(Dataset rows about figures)
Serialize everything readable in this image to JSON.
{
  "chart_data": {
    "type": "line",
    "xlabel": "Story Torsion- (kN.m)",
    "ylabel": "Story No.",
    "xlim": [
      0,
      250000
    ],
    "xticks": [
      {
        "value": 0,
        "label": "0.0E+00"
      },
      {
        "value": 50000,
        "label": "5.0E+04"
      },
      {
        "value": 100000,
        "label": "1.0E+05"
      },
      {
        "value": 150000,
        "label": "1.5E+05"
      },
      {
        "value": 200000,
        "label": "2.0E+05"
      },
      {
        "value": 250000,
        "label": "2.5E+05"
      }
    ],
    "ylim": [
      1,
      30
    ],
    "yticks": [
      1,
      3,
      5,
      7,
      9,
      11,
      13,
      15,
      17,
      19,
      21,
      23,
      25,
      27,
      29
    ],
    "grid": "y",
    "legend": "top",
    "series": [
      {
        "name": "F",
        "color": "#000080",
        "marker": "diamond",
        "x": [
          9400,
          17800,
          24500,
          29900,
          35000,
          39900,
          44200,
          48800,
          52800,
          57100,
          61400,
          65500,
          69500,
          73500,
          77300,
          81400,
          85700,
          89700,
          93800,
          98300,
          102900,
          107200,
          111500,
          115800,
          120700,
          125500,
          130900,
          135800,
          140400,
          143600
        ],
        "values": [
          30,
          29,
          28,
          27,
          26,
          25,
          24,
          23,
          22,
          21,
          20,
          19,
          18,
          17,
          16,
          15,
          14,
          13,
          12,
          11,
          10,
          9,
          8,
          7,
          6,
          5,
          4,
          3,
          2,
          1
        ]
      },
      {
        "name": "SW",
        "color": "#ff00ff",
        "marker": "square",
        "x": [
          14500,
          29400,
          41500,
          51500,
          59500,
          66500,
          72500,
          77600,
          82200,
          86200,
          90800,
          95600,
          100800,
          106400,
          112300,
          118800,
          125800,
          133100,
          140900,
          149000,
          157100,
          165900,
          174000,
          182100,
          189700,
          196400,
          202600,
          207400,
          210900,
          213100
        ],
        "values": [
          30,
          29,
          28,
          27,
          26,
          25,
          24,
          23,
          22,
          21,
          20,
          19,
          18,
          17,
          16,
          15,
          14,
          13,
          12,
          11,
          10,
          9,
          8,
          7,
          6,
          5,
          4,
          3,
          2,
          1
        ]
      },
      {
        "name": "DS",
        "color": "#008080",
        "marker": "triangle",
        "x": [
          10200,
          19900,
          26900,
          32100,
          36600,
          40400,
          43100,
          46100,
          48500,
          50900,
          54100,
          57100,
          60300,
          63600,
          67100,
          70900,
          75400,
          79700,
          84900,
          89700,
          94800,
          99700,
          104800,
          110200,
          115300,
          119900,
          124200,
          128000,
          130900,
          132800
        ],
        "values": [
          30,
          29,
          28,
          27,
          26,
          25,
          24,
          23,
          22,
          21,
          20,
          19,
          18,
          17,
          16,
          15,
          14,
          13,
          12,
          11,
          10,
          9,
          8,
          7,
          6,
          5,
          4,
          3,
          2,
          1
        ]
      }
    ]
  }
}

Written exercise: Gather every line from the listing above in which "Story" appears, and copy those lines.

In response:
    "xlabel": "Story Torsion- (kN.m)",
    "ylabel": "Story No.",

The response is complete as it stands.